§ Instruction:
Exclude any images and output the remaining records exactly.
────────
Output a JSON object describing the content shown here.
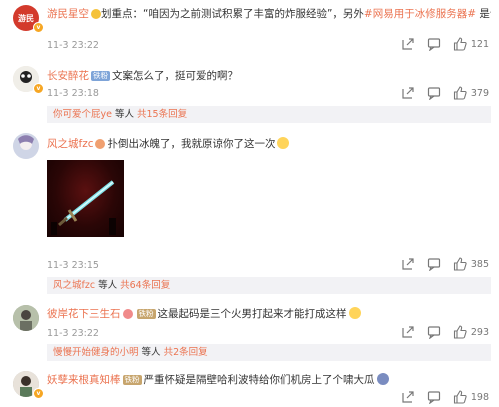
{
  "comments": [
    {
      "user": "游民星空",
      "text_prefix": "划重点：“咱因为之前测试积累了丰富的炸服经验”，另外",
      "link": "#网易用于冰修服务器#",
      "text_suffix": " 是认真的吗",
      "date": "11-3 23:22",
      "likes": "121",
      "avatar_label": "游民"
    },
    {
      "user": "长安醉花",
      "badge": "铁粉",
      "text": "文案怎么了，挺可爱的啊？",
      "date": "11-3 23:18",
      "likes": "379",
      "reply_user": "你可爱个屁ye",
      "reply_mid": " 等人 ",
      "reply_total": "共15条回复"
    },
    {
      "user": "风之城fzc",
      "text": "扑倒出冰魄了，我就原谅你了这一次",
      "date": "11-3 23:15",
      "likes": "385",
      "reply_user": "风之城fzc",
      "reply_mid": " 等人 ",
      "reply_total": "共64条回复"
    },
    {
      "user": "彼岸花下三生石",
      "badge": "铁粉",
      "text": "这最起码是三个火男打起来才能打成这样",
      "date": "11-3 23:22",
      "likes": "293",
      "reply_user": "慢慢开始健身的小明",
      "reply_mid": " 等人 ",
      "reply_total": "共2条回复"
    },
    {
      "user": "妖孽来根真知棒",
      "badge": "铁粉",
      "text": "严重怀疑是隔壁哈利波特给你们机房上了个啸大瓜",
      "date": "11-3 23:18",
      "likes": "198"
    }
  ],
  "colors": {
    "accent": "#eb7350",
    "meta": "#999999",
    "subbg": "#f2f2f5"
  },
  "icons": [
    "share-icon",
    "comment-icon",
    "like-icon"
  ]
}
────────
§ Solution for this exercise:
Output a JSON object describing the content shown here.
{
  "comments": [
    {
      "user": "游民星空",
      "text_prefix": "划重点：“咱因为之前测试积累了丰富的炸服经验”，另外",
      "link": "#网易用于冰修服务器#",
      "text_suffix": " 是认真的吗",
      "date": "11-3 23:22",
      "likes": "121",
      "avatar_label": "游民"
    },
    {
      "user": "长安醉花",
      "badge": "铁粉",
      "text": "文案怎么了，挺可爱的啊？",
      "date": "11-3 23:18",
      "likes": "379",
      "reply_user": "你可爱个屁ye",
      "reply_mid": " 等人 ",
      "reply_total": "共15条回复"
    },
    {
      "user": "风之城fzc",
      "text": "扑倒出冰魄了，我就原谅你了这一次",
      "date": "11-3 23:15",
      "likes": "385",
      "reply_user": "风之城fzc",
      "reply_mid": " 等人 ",
      "reply_total": "共64条回复"
    },
    {
      "user": "彼岸花下三生石",
      "badge": "铁粉",
      "text": "这最起码是三个火男打起来才能打成这样",
      "date": "11-3 23:22",
      "likes": "293",
      "reply_user": "慢慢开始健身的小明",
      "reply_mid": " 等人 ",
      "reply_total": "共2条回复"
    },
    {
      "user": "妖孽来根真知棒",
      "badge": "铁粉",
      "text": "严重怀疑是隔壁哈利波特给你们机房上了个啸大瓜",
      "date": "11-3 23:18",
      "likes": "198"
    }
  ],
  "colors": {
    "accent": "#eb7350",
    "meta": "#999999",
    "subbg": "#f2f2f5"
  },
  "icons": [
    "share-icon",
    "comment-icon",
    "like-icon"
  ]
}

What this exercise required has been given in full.